--- Exercise material ---

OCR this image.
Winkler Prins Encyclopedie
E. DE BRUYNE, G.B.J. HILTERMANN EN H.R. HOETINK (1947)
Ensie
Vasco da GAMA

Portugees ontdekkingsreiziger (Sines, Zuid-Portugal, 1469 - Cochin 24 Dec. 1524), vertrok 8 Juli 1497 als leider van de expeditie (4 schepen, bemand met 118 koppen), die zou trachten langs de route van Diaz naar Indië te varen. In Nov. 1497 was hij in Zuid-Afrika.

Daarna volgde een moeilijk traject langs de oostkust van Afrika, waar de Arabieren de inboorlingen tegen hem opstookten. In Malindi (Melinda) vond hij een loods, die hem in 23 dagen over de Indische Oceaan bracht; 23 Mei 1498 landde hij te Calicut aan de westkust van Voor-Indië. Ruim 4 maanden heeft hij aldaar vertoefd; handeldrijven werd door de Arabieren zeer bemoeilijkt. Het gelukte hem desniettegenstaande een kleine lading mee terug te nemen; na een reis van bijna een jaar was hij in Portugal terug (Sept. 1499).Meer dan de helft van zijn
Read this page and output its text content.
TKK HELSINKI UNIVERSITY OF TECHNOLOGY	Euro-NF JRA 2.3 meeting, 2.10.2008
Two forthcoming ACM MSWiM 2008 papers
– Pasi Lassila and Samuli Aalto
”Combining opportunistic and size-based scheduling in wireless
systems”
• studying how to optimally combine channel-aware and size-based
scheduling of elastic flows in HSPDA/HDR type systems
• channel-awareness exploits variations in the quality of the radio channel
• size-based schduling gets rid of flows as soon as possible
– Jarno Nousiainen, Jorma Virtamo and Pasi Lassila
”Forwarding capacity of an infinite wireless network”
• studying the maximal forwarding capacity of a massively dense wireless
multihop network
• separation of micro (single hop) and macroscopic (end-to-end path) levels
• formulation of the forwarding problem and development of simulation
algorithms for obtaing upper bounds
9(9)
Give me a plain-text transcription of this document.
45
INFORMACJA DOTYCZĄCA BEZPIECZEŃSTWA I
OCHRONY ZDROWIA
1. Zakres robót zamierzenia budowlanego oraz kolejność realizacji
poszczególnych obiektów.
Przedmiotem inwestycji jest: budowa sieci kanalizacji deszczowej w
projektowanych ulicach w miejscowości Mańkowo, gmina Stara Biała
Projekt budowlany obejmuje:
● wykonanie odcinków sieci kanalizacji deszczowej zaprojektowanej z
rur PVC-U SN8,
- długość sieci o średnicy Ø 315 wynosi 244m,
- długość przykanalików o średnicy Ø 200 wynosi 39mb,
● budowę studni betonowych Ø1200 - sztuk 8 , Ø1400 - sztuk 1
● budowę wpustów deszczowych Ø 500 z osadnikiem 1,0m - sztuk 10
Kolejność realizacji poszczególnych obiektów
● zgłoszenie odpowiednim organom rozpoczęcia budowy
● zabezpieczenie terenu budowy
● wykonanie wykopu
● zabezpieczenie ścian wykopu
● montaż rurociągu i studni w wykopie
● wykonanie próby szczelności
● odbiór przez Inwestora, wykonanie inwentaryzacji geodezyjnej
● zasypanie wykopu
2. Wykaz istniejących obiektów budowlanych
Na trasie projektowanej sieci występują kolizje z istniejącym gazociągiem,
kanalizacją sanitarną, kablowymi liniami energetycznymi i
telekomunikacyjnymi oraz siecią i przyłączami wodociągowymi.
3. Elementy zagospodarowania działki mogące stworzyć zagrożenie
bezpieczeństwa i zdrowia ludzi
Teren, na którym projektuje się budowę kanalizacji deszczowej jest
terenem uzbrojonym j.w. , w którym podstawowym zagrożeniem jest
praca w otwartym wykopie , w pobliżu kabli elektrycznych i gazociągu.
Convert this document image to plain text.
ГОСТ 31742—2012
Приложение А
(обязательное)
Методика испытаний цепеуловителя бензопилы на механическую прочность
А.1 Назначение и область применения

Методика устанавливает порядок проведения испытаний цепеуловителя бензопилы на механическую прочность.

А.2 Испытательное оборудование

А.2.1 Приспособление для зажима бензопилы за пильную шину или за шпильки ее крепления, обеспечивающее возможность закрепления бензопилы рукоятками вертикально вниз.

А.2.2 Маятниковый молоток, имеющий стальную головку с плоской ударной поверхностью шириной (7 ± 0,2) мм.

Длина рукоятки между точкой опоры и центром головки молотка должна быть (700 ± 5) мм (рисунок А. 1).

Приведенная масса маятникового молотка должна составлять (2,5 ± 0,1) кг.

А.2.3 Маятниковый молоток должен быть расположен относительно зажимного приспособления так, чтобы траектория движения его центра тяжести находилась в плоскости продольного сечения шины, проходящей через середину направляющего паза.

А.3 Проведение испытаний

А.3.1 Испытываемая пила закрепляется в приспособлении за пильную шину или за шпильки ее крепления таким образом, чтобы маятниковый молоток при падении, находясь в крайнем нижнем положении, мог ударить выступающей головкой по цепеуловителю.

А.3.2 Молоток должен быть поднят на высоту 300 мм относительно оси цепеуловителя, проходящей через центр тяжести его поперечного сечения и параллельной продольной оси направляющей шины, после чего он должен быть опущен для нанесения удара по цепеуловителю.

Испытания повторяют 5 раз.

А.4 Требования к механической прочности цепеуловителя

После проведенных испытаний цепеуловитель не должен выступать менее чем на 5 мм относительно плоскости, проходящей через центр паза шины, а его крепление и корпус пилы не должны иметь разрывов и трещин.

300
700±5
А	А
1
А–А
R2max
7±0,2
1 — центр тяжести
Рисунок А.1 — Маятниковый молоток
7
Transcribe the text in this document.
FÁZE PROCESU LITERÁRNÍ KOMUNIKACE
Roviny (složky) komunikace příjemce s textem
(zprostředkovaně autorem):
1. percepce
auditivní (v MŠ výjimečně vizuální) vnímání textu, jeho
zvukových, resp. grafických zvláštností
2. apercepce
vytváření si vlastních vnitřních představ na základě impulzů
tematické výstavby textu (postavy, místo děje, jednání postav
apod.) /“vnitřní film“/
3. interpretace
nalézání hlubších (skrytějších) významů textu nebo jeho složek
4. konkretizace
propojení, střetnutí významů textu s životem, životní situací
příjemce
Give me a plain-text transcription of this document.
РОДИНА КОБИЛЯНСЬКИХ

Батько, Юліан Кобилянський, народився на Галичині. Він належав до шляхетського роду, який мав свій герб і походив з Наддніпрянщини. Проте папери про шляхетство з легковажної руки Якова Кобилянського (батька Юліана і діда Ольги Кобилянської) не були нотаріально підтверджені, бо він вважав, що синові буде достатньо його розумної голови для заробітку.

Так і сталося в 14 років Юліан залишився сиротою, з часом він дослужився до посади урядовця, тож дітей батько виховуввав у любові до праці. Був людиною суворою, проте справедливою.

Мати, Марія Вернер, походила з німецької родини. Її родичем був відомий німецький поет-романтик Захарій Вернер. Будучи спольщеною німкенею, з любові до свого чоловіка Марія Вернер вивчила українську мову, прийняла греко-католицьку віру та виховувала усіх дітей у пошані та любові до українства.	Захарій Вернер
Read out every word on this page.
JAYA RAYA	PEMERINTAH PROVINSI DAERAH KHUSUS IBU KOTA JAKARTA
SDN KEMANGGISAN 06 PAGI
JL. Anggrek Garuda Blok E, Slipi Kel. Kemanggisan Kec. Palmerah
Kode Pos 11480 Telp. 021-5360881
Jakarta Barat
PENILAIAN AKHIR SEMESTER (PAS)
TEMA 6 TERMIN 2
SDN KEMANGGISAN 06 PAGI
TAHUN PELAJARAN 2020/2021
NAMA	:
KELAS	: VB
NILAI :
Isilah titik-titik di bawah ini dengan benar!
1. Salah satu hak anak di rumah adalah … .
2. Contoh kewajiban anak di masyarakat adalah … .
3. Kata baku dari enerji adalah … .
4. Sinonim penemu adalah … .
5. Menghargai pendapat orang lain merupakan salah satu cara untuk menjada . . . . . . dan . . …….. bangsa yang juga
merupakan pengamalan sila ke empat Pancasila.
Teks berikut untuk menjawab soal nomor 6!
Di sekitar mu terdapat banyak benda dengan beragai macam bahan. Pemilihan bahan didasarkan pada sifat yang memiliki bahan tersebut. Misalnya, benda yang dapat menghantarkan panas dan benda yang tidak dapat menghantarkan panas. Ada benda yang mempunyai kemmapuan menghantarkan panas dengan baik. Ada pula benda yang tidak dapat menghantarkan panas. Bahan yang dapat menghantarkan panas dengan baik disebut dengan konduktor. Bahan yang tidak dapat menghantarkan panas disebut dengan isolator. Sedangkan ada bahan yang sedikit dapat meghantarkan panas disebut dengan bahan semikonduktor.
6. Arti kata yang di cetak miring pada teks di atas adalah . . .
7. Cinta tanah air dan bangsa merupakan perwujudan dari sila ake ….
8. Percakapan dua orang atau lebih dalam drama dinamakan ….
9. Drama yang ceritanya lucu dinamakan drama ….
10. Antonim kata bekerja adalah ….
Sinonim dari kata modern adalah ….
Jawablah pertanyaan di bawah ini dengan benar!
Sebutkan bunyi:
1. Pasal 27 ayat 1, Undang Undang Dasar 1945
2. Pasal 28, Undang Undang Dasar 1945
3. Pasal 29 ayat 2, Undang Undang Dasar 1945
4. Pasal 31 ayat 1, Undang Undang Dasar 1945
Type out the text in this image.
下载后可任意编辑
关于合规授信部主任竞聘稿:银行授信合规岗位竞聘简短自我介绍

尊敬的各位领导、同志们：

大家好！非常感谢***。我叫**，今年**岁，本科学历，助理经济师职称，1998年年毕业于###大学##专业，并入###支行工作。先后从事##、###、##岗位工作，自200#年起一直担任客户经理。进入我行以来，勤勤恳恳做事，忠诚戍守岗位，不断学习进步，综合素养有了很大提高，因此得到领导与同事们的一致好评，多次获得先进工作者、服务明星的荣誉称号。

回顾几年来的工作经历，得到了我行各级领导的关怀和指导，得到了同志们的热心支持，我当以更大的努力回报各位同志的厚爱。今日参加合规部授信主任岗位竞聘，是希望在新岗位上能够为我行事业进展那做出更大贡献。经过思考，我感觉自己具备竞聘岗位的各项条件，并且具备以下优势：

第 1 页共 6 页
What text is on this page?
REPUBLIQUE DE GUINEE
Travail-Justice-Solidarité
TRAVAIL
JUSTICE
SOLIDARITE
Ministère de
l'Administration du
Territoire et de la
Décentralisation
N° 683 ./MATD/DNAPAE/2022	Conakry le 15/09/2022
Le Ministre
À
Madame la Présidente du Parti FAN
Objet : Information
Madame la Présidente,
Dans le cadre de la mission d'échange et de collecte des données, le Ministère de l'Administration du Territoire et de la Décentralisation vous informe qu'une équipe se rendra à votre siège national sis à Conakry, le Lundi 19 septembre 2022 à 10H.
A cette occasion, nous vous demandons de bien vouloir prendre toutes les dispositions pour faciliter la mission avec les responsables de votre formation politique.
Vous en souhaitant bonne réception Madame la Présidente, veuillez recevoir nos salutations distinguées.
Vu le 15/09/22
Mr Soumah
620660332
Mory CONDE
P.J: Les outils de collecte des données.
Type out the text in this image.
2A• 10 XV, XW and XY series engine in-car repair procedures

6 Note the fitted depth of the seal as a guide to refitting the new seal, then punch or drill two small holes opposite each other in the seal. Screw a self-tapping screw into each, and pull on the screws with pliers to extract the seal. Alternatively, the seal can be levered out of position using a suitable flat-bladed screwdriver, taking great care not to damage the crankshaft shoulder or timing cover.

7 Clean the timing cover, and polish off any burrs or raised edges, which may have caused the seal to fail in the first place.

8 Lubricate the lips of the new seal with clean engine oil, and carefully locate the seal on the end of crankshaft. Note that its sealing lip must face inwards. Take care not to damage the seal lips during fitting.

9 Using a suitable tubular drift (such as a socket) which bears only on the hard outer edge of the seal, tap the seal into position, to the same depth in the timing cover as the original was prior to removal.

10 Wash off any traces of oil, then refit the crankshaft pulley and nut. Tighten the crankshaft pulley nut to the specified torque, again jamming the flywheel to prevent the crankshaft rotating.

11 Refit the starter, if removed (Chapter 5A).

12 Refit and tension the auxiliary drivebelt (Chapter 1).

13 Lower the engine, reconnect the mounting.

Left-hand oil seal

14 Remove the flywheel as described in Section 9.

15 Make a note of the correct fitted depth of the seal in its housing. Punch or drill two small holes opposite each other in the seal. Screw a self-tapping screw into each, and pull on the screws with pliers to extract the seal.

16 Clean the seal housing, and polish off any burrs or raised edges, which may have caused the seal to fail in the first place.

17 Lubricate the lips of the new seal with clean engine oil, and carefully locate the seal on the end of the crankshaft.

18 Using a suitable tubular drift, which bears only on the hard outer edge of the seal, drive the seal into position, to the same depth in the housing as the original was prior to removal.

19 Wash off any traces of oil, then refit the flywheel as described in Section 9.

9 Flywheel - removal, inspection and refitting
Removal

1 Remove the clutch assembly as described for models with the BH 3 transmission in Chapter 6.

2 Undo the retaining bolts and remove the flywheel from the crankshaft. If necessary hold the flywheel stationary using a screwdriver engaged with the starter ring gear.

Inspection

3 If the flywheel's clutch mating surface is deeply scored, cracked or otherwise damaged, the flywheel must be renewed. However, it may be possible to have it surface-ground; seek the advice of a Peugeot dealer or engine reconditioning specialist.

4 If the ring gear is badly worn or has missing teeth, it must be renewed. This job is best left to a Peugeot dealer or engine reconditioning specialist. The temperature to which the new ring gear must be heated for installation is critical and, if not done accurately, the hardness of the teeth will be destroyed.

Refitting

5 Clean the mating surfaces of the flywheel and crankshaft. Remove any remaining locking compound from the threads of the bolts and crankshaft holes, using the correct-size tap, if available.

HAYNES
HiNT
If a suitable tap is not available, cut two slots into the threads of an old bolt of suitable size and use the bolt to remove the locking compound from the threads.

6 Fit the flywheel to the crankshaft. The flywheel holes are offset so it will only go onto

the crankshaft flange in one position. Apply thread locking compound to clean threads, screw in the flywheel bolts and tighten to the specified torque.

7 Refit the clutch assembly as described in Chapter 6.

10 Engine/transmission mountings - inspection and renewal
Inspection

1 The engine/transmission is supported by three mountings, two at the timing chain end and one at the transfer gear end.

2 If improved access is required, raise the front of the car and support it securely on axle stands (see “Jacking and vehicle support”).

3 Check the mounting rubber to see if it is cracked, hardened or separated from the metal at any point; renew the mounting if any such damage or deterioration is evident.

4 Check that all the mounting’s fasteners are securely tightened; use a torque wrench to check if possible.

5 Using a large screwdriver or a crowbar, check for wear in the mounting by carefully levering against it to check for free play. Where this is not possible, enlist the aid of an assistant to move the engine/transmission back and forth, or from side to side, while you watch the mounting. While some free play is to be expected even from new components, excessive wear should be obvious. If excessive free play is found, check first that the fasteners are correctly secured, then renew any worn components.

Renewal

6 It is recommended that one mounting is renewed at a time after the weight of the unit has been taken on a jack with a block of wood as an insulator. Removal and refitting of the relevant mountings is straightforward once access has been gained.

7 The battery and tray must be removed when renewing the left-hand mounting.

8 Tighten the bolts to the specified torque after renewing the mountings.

---

**Required work**
Across the preceding material, how many lines contain the word "wykopu"? State the number alone.

**Full response**
3